_Set task:_
Review the lines that follow and copy each one that contains the word "massa".

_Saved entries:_
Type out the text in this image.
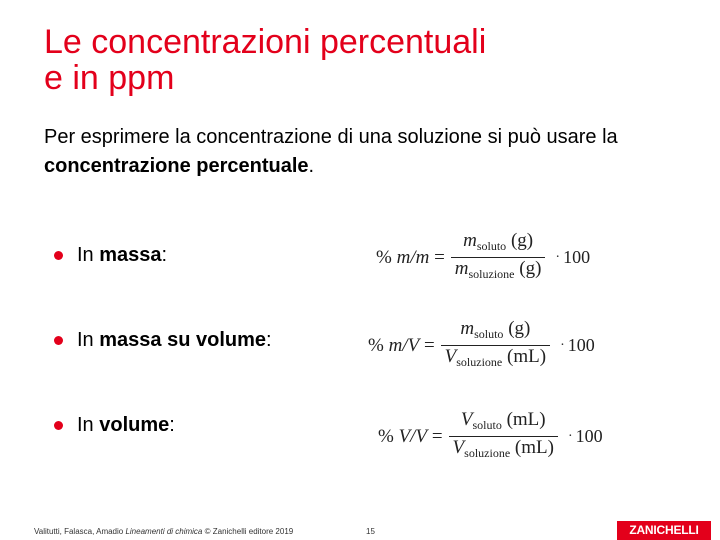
Le concentrazioni percentuali
e in ppm
Per esprimere la concentrazione di una soluzione si può usare la concentrazione percentuale.
In
massa :	% $m/m = \frac{m_{soluto} (g)}{m_{soluzione} (g)} \cdot 100$
In
massa su volume :	% $m/V = \frac{m_{soluto} (g)}{V_{soluzione} (mL)} \cdot 100$
In
volume :
% $V/V = \frac{V_{soluto} (mL)}{V_{soluzione} (mL)} \cdot 100$
Valitutti, Falasca, Amadio Lineamenti di chimica © Zanichelli editore 2019	15	ZANICHELLI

_Response:_
massa :	% $m/m = \frac{m_{soluto} (g)}{m_{soluzione} (g)} \cdot 100$
massa su volume :	% $m/V = \frac{m_{soluto} (g)}{V_{soluzione} (mL)} \cdot 100$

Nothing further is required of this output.